# Start of PROVIDED DATA

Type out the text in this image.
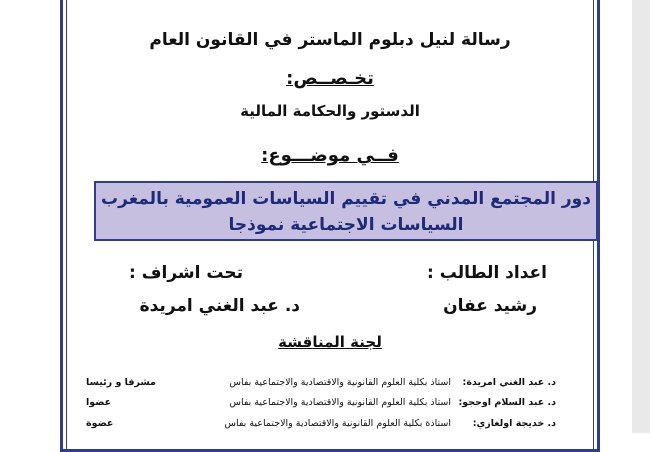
رسالة لنيل دبلوم الماستر في القانون العام
تخـصــص:
الدستور والحكامة المالية
فــي موضـــوع:
دور المجتمع المدني في تقييم السياسات العمومية بالمغرب
السياسات الاجتماعية نموذجا
اعداد الطالب :
رشيد عفان
تحت اشراف :
د. عبد الغني امريدة
لجنة المناقشة
د. عبد الغني امريدة:
استاذ بكلية العلوم القانونية والاقتصادية والاجتماعية بفاس
مشرفا و رئيسا
د. عبد السلام اوحجو:
استاذ بكلية العلوم القانونية والاقتصادية والاجتماعية بفاس
عضوا
د. خديجة اولغازي:
استاذة بكلية العلوم القانونية والاقتصادية والاجتماعية بفاس
عضوة
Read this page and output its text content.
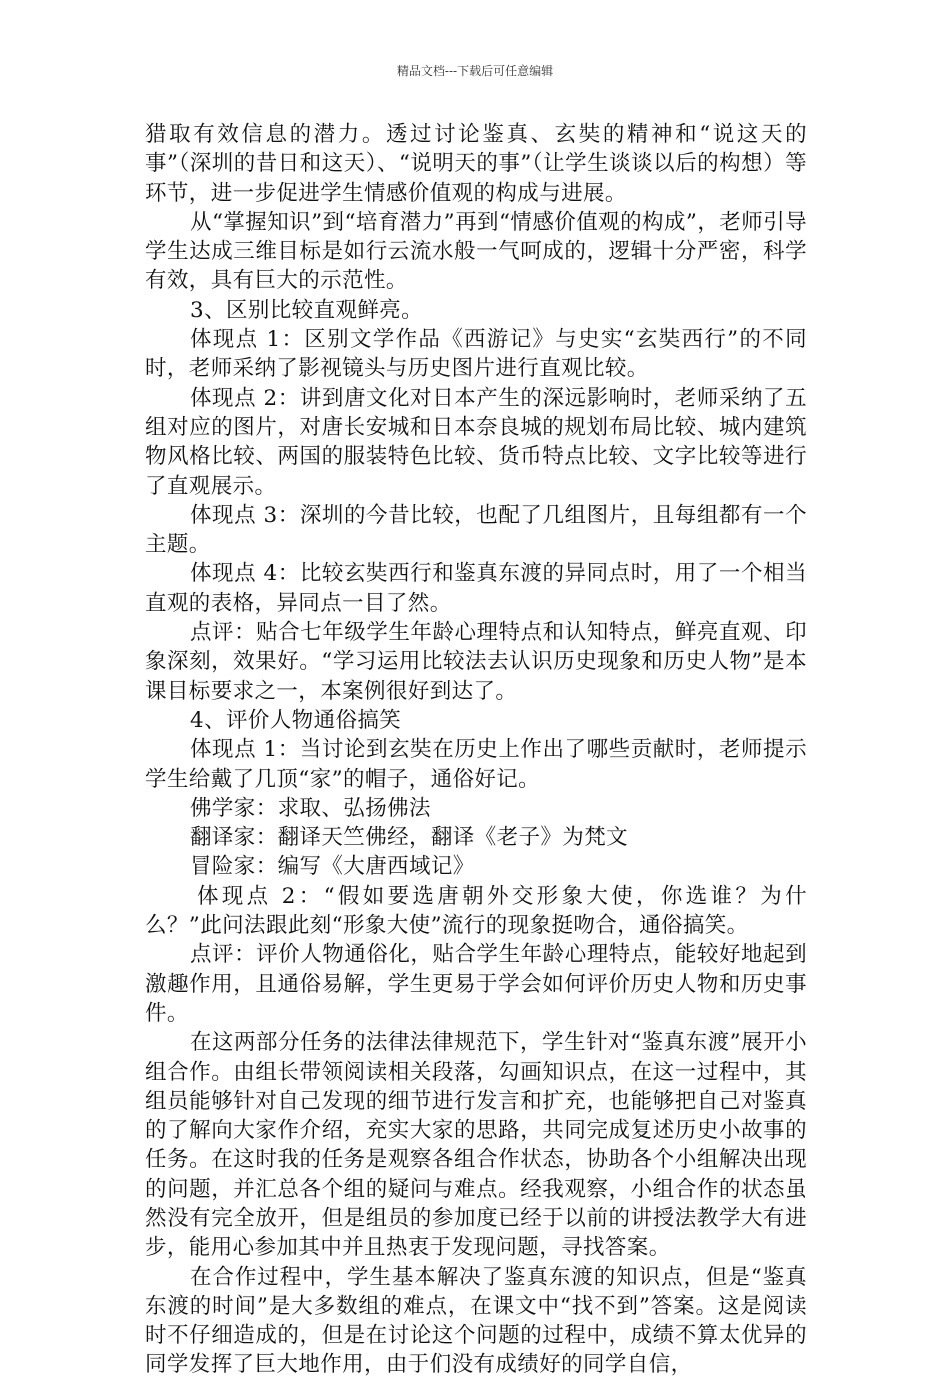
精品文档---下载后可任意编辑

猎取有效信息的潜力。透过讨论鉴真、玄奘的精神和“说这天的事”（深圳的昔日和这天）、“说明天的事”（让学生谈谈以后的构想）等环节，进一步促进学生情感价值观的构成与进展。

从“掌握知识”到“培育潜力”再到“情感价值观的构成”，老师引导学生达成三维目标是如行云流水般一气呵成的，逻辑十分严密，科学有效，具有巨大的示范性。

3、区别比较直观鲜亮。

体现点 1：区别文学作品《西游记》与史实“玄奘西行”的不同时，老师采纳了影视镜头与历史图片进行直观比较。

体现点 2：讲到唐文化对日本产生的深远影响时，老师采纳了五组对应的图片，对唐长安城和日本奈良城的规划布局比较、城内建筑物风格比较、两国的服装特色比较、货币特点比较、文字比较等进行了直观展示。

体现点 3：深圳的今昔比较，也配了几组图片，且每组都有一个主题。

体现点 4：比较玄奘西行和鉴真东渡的异同点时，用了一个相当直观的表格，异同点一目了然。

点评：贴合七年级学生年龄心理特点和认知特点，鲜亮直观、印象深刻，效果好。“学习运用比较法去认识历史现象和历史人物”是本课目标要求之一，本案例很好到达了。

4、评价人物通俗搞笑

体现点 1：当讨论到玄奘在历史上作出了哪些贡献时，老师提示学生给戴了几顶“家”的帽子，通俗好记。

佛学家：求取、弘扬佛法

翻译家：翻译天竺佛经，翻译《老子》为梵文

冒险家：编写《大唐西域记》

体现点 2：“假如要选唐朝外交形象大使，你选谁？为什么？”此问法跟此刻“形象大使”流行的现象挺吻合，通俗搞笑。

点评：评价人物通俗化，贴合学生年龄心理特点，能较好地起到激趣作用，且通俗易解，学生更易于学会如何评价历史人物和历史事件。

在这两部分任务的法律法律规范下，学生针对“鉴真东渡”展开小组合作。由组长带领阅读相关段落，勾画知识点，在这一过程中，其组员能够针对自己发现的细节进行发言和扩充，也能够把自己对鉴真的了解向大家作介绍，充实大家的思路，共同完成复述历史小故事的任务。在这时我的任务是观察各组合作状态，协助各个小组解决出现的问题，并汇总各个组的疑问与难点。经我观察，小组合作的状态虽然没有完全放开，但是组员的参加度已经于以前的讲授法教学大有进步，能用心参加其中并且热衷于发现问题，寻找答案。

在合作过程中，学生基本解决了鉴真东渡的知识点，但是“鉴真东渡的时间”是大多数组的难点，在课文中“找不到”答案。这是阅读时不仔细造成的，但是在讨论这个问题的过程中，成绩不算太优异的同学发挥了巨大地作用，由于们没有成绩好的同学自信，
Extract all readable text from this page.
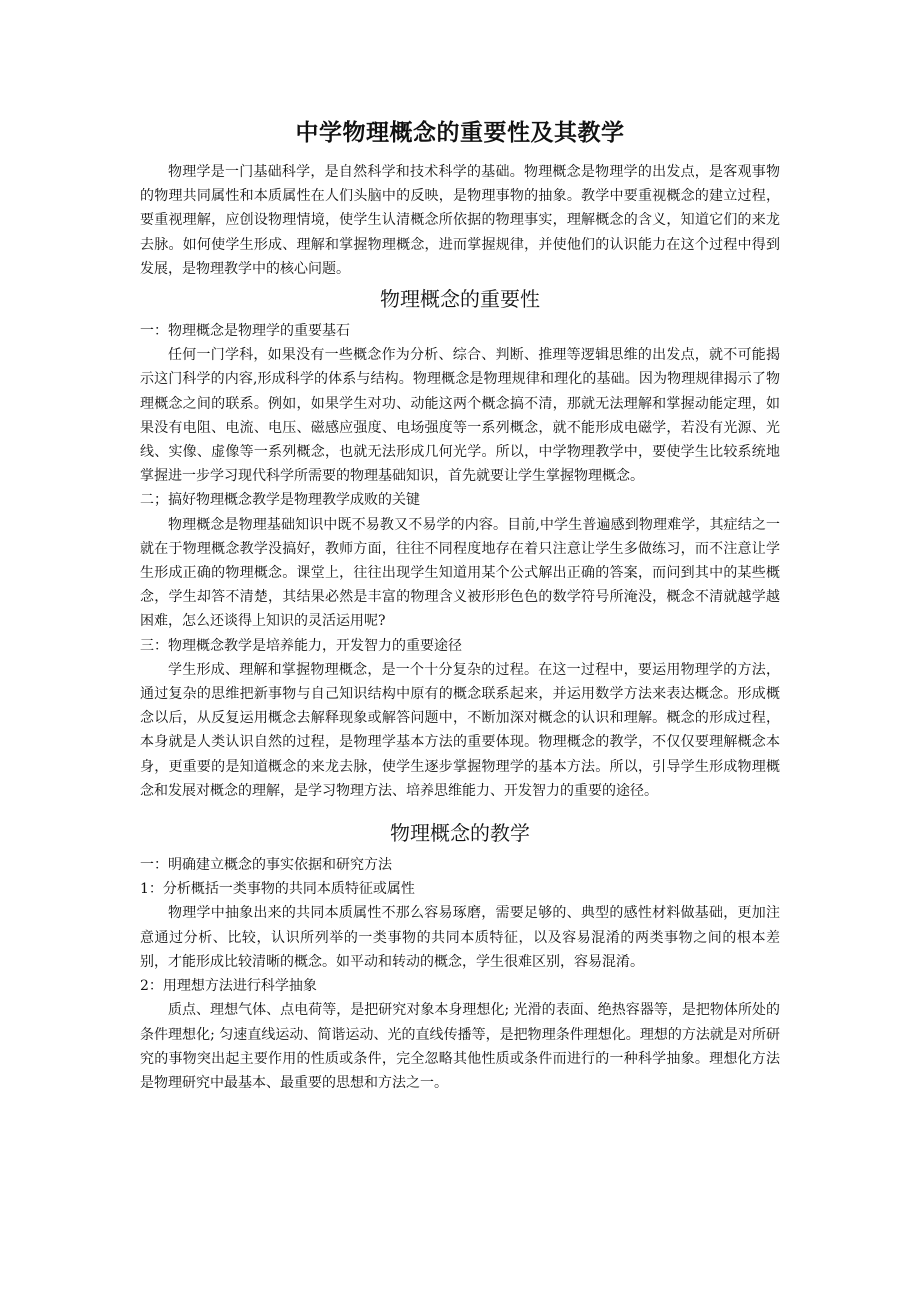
中学物理概念的重要性及其教学

物理学是一门基础科学，是自然科学和技术科学的基础。物理概念是物理学的出发点，是客观事物的物理共同属性和本质属性在人们头脑中的反映，是物理事物的抽象。教学中要重视概念的建立过程，要重视理解，应创设物理情境，使学生认清概念所依据的物理事实，理解概念的含义，知道它们的来龙去脉。如何使学生形成、理解和掌握物理概念，进而掌握规律，并使他们的认识能力在这个过程中得到发展，是物理教学中的核心问题。

物理概念的重要性

一：物理概念是物理学的重要基石

任何一门学科，如果没有一些概念作为分析、综合、判断、推理等逻辑思维的出发点，就不可能揭示这门科学的内容,形成科学的体系与结构。物理概念是物理规律和理化的基础。因为物理规律揭示了物理概念之间的联系。例如，如果学生对功、动能这两个概念搞不清，那就无法理解和掌握动能定理，如果没有电阻、电流、电压、磁感应强度、电场强度等一系列概念，就不能形成电磁学，若没有光源、光线、实像、虚像等一系列概念，也就无法形成几何光学。所以，中学物理教学中，要使学生比较系统地掌握进一步学习现代科学所需要的物理基础知识，首先就要让学生掌握物理概念。

二；搞好物理概念教学是物理教学成败的关键

物理概念是物理基础知识中既不易教又不易学的内容。目前,中学生普遍感到物理难学，其症结之一就在于物理概念教学没搞好，教师方面，往往不同程度地存在着只注意让学生多做练习，而不注意让学生形成正确的物理概念。课堂上，往往出现学生知道用某个公式解出正确的答案，而问到其中的某些概念，学生却答不清楚，其结果必然是丰富的物理含义被形形色色的数学符号所淹没，概念不清就越学越困难，怎么还谈得上知识的灵活运用呢?

三：物理概念教学是培养能力，开发智力的重要途径

学生形成、理解和掌握物理概念，是一个十分复杂的过程。在这一过程中，要运用物理学的方法，通过复杂的思维把新事物与自己知识结构中原有的概念联系起来，并运用数学方法来表达概念。形成概念以后，从反复运用概念去解释现象或解答问题中，不断加深对概念的认识和理解。概念的形成过程，本身就是人类认识自然的过程，是物理学基本方法的重要体现。物理概念的教学，不仅仅要理解概念本身，更重要的是知道概念的来龙去脉，使学生逐步掌握物理学的基本方法。所以，引导学生形成物理概念和发展对概念的理解，是学习物理方法、培养思维能力、开发智力的重要的途径。

物理概念的教学

一：明确建立概念的事实依据和研究方法

1：分析概括一类事物的共同本质特征或属性

物理学中抽象出来的共同本质属性不那么容易琢磨，需要足够的、典型的感性材料做基础，更加注意通过分析、比较，认识所列举的一类事物的共同本质特征，以及容易混淆的两类事物之间的根本差别，才能形成比较清晰的概念。如平动和转动的概念，学生很难区别，容易混淆。

2：用理想方法进行科学抽象

质点、理想气体、点电荷等，是把研究对象本身理想化; 光滑的表面、绝热容器等，是把物体所处的条件理想化; 匀速直线运动、简谐运动、光的直线传播等，是把物理条件理想化。理想的方法就是对所研究的事物突出起主要作用的性质或条件，完全忽略其他性质或条件而进行的一种科学抽象。理想化方法是物理研究中最基本、最重要的思想和方法之一。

# End of PROVIDED DATA

WHAT YOU WILL DO:
State only the number of lines in these entries that contain "在这一过程中".

EXERCISE RESULT:
2